Rows from a dataset
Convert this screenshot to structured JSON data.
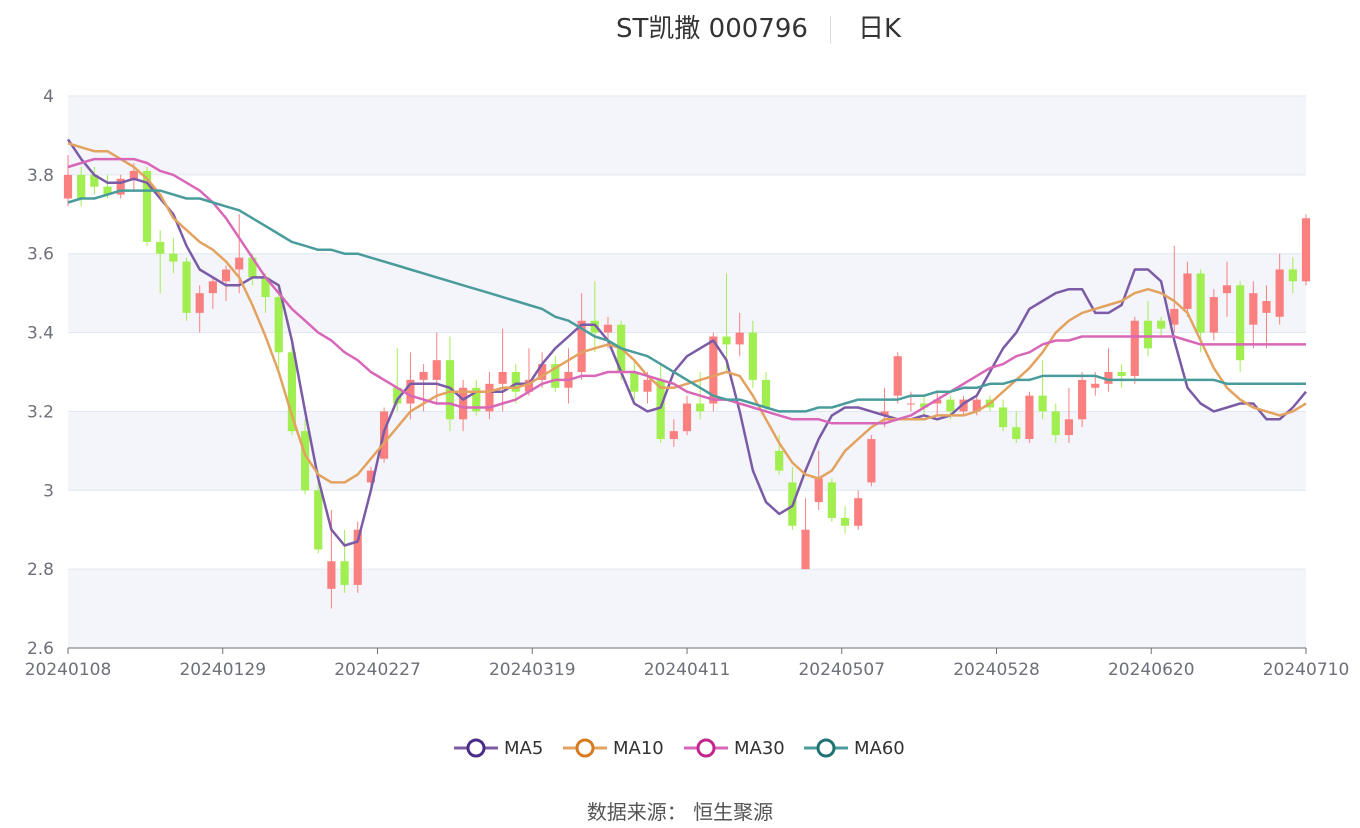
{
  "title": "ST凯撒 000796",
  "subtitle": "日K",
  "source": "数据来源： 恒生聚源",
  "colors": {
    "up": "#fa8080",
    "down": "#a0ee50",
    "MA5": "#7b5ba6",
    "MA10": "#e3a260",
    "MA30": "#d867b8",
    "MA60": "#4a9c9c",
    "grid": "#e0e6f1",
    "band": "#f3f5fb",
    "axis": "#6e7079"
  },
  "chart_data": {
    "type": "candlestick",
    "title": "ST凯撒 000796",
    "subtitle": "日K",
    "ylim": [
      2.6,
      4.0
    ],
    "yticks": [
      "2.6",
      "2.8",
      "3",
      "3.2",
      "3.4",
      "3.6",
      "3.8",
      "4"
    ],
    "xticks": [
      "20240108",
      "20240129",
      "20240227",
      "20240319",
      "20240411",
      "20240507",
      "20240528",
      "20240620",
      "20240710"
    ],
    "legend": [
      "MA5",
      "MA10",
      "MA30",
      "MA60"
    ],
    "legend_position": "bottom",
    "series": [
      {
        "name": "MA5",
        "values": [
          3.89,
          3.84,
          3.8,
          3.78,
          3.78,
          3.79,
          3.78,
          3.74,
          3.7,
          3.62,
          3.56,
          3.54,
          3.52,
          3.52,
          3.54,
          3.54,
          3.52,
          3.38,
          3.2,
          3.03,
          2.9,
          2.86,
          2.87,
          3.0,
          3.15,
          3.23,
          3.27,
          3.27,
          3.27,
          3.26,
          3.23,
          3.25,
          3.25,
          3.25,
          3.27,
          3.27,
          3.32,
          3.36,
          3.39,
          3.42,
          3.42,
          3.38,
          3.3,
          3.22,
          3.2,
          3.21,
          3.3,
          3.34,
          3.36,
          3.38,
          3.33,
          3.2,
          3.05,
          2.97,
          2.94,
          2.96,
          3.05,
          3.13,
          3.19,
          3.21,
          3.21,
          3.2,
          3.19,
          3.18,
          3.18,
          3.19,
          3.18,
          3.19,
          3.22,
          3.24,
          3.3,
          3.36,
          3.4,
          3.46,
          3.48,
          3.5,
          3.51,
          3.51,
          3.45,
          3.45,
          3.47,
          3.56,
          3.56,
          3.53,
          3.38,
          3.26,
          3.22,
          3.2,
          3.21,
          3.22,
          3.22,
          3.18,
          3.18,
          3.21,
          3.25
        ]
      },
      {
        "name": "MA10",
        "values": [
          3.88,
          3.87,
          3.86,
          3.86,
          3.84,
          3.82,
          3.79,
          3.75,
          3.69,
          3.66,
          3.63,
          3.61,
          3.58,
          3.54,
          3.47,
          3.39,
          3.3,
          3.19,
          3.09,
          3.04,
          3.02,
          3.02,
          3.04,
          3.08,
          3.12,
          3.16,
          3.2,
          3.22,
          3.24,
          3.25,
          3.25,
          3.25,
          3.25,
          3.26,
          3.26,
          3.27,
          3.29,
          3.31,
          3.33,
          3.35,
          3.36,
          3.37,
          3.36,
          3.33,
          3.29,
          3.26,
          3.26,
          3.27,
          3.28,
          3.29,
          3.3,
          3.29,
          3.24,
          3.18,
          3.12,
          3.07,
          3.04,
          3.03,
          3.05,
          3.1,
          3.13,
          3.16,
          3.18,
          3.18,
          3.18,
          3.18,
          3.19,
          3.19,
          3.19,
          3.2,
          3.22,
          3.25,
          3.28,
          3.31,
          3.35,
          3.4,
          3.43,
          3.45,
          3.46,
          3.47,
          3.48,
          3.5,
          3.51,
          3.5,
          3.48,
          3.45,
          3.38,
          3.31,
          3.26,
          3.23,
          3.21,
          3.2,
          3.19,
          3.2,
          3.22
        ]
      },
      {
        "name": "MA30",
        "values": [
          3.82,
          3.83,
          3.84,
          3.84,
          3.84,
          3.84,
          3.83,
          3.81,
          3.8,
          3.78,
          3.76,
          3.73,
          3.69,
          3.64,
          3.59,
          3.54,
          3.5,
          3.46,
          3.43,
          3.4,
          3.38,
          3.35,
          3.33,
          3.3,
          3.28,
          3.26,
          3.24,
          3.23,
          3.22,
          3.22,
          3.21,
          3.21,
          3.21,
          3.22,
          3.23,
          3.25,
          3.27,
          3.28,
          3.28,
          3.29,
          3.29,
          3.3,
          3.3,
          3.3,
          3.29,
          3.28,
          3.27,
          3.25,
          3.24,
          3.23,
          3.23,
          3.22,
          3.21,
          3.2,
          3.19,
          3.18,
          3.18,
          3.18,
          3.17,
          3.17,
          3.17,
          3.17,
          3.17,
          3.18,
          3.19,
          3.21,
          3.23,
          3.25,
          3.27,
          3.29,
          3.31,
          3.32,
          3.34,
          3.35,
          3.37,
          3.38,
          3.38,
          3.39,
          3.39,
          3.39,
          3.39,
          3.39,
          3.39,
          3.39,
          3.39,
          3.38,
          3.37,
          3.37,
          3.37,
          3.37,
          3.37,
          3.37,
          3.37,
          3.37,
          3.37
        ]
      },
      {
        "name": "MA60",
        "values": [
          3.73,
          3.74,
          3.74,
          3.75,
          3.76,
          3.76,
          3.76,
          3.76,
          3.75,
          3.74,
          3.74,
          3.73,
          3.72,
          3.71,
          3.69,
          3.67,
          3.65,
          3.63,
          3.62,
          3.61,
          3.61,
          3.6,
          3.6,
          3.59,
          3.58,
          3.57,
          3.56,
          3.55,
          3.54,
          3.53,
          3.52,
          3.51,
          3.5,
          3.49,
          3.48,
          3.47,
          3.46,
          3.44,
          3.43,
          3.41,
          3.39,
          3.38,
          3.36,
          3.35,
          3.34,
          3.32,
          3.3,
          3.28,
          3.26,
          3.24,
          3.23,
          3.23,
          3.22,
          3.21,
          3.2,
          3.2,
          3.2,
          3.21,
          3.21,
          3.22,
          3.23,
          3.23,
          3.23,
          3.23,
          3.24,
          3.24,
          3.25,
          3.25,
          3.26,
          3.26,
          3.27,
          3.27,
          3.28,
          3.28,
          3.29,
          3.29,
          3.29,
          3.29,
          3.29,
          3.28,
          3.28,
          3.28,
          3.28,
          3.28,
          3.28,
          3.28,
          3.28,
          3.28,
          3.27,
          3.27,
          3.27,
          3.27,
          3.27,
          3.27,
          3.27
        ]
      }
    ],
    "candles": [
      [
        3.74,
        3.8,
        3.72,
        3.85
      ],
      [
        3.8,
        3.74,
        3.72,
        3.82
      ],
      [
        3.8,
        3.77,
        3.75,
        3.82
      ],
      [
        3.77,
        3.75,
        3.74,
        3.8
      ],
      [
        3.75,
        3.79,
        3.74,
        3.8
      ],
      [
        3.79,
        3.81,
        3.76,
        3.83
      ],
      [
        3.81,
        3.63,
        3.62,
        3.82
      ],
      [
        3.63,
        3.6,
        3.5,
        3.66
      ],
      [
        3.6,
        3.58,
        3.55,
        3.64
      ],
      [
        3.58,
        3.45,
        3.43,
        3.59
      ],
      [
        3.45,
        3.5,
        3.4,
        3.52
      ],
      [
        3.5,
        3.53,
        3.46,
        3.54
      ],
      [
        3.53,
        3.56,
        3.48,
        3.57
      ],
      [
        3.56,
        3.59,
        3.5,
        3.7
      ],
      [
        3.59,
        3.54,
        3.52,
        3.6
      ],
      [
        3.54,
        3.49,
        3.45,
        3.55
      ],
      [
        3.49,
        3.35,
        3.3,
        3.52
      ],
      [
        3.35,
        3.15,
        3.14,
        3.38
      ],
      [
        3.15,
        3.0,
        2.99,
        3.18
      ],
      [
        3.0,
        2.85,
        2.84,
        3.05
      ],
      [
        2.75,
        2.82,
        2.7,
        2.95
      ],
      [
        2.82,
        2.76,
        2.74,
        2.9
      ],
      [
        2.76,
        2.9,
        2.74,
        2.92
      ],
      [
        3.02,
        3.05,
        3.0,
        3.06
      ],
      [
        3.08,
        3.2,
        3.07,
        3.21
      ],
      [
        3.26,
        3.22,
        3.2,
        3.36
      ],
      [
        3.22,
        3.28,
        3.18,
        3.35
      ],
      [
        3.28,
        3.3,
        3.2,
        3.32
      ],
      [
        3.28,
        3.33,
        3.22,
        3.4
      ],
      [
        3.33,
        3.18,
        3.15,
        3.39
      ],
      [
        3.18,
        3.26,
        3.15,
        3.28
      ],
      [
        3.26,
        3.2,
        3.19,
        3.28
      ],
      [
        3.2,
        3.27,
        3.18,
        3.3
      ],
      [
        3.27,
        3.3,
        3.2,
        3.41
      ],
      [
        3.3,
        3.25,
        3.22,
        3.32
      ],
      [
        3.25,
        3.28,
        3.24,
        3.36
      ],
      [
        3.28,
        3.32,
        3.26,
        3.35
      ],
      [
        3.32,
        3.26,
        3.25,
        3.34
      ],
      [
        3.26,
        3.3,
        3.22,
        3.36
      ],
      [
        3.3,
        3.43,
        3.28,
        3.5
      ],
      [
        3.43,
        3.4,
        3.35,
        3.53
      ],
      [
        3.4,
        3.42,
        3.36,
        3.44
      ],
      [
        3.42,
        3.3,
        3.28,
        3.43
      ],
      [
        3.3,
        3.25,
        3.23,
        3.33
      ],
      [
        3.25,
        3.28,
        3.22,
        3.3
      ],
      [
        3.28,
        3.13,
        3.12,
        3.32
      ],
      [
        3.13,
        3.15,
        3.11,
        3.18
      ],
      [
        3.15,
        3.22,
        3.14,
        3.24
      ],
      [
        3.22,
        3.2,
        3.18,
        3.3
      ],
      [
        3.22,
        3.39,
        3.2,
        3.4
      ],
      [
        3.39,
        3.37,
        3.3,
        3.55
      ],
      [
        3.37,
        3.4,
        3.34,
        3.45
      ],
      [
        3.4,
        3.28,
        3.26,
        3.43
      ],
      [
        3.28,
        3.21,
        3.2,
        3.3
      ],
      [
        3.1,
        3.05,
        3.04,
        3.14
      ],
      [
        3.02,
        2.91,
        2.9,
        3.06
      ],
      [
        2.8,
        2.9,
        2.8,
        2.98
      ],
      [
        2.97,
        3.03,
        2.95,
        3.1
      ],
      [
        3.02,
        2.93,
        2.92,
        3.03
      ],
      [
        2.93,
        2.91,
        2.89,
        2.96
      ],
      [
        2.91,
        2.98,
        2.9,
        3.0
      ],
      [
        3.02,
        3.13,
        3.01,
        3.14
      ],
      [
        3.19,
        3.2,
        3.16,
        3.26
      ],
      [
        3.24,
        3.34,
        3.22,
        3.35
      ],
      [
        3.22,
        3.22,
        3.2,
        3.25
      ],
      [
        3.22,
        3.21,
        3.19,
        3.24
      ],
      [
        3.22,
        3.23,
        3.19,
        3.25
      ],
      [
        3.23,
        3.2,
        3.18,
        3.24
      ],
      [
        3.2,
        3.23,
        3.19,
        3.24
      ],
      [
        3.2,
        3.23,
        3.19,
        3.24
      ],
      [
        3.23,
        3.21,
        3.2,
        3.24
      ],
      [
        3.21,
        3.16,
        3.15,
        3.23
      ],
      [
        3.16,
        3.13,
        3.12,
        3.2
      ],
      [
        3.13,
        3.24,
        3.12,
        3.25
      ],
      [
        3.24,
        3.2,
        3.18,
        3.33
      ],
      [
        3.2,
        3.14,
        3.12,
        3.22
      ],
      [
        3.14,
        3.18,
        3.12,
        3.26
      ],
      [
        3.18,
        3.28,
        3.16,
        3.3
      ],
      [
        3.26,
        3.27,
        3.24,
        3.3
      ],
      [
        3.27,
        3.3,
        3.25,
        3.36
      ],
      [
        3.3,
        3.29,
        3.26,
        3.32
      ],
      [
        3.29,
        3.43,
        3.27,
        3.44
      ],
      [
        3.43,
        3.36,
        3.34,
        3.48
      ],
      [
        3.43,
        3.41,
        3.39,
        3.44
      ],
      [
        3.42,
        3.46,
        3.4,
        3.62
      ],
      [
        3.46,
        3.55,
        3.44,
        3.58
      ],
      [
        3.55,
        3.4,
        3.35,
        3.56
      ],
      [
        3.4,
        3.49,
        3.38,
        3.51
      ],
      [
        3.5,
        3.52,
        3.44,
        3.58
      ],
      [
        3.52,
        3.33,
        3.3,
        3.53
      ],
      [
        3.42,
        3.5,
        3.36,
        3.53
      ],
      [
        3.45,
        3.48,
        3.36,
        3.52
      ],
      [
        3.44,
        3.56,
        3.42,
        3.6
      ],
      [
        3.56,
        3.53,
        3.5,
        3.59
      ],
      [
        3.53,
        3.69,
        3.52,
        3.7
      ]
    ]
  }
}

---

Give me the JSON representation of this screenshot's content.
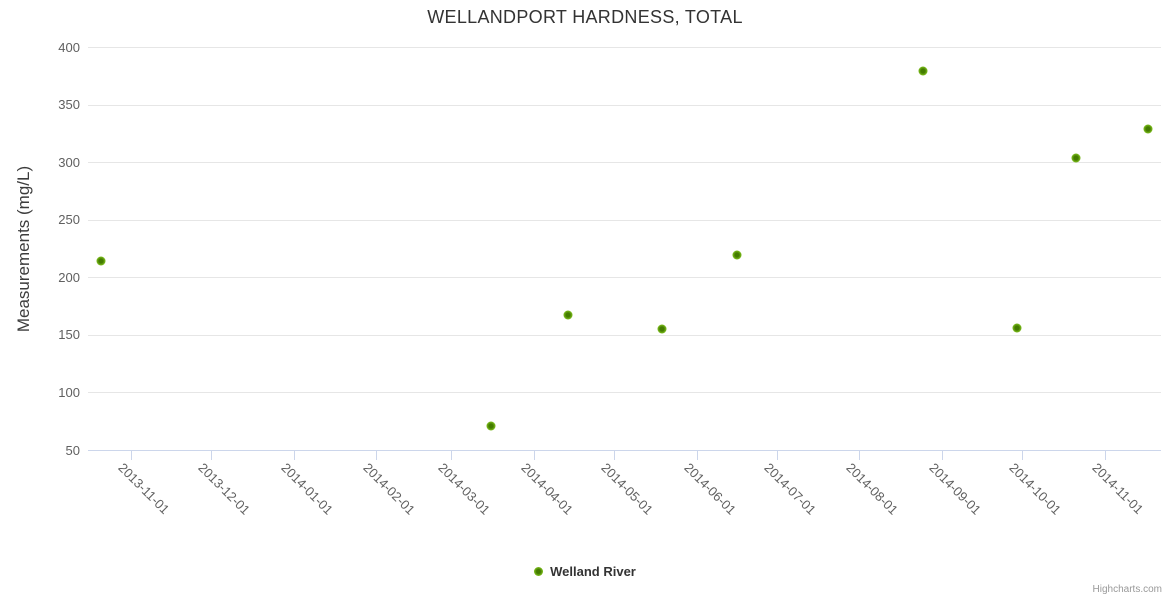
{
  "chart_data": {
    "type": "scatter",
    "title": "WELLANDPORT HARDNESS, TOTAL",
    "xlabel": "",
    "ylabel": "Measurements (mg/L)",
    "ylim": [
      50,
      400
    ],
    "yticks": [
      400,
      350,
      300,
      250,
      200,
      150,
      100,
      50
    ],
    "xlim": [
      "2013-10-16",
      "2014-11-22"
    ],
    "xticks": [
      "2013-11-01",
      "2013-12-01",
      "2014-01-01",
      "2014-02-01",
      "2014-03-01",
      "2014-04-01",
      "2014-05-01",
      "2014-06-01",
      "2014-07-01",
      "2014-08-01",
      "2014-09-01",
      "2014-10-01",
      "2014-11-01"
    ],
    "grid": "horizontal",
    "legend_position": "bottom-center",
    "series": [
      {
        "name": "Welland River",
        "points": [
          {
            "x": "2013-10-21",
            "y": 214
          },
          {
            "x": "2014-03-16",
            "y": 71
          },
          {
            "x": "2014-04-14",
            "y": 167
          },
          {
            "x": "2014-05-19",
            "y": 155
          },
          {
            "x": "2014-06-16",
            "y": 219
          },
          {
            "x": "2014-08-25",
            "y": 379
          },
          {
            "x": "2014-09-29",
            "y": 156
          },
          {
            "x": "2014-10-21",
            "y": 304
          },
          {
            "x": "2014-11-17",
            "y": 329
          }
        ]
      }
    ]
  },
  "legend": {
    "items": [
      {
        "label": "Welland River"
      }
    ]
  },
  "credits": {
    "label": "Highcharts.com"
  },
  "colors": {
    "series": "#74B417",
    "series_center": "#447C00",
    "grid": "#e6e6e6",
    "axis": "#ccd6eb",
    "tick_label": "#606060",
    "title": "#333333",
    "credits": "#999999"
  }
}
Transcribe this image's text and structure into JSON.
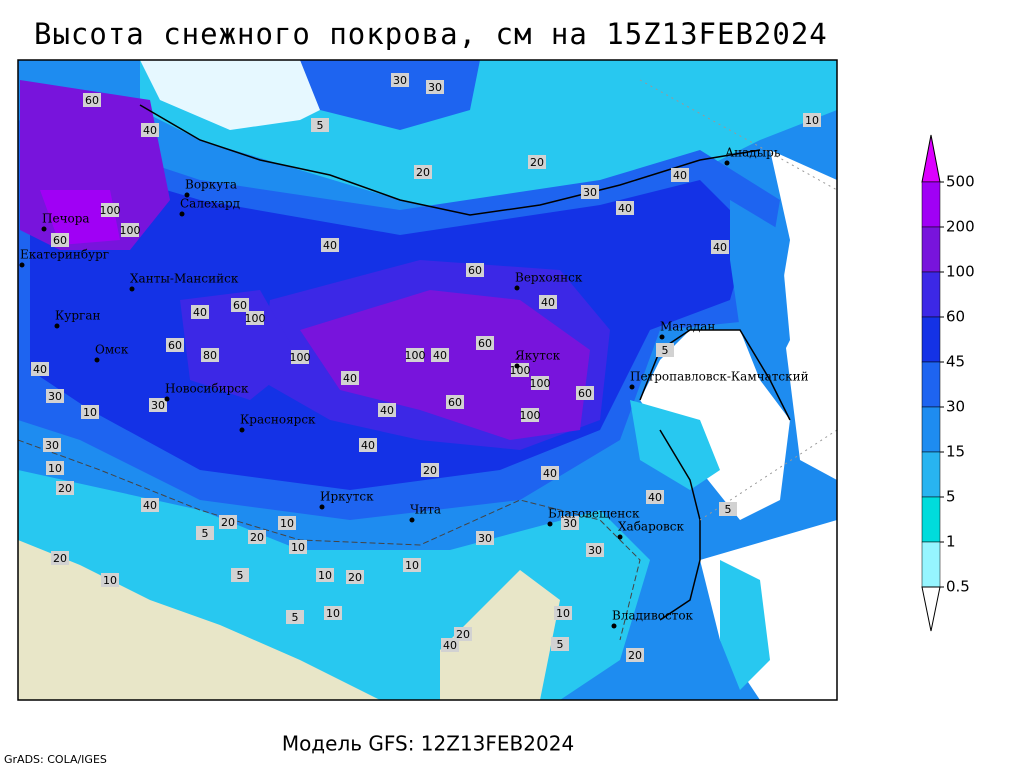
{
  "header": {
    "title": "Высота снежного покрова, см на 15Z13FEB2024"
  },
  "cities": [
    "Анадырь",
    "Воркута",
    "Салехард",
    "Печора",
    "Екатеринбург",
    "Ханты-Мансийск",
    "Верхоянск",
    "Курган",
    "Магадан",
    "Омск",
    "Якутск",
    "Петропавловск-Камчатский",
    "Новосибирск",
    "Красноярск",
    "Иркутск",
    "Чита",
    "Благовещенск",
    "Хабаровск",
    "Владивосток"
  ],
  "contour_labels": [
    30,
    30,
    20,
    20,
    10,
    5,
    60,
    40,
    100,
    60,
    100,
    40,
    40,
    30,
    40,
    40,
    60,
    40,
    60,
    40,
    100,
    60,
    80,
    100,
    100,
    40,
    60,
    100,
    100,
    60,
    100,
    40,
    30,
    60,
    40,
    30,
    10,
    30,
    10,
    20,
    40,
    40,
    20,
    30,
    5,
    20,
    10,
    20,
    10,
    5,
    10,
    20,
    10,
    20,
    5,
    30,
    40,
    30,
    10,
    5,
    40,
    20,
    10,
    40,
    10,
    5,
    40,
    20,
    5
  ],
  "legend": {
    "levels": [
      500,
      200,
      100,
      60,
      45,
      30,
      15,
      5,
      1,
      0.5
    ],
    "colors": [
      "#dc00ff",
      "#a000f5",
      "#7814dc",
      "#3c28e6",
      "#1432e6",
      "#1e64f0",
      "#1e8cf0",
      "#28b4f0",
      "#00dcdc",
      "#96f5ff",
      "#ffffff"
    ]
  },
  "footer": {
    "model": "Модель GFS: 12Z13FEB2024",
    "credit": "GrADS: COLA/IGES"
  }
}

# SET PROBLEM:
Scan the entries above. Copy each line that has the string "ST凯撒".

# FULL ANSWER:
  "title": "ST凯撒 000796",
    "title": "ST凯撒 000796",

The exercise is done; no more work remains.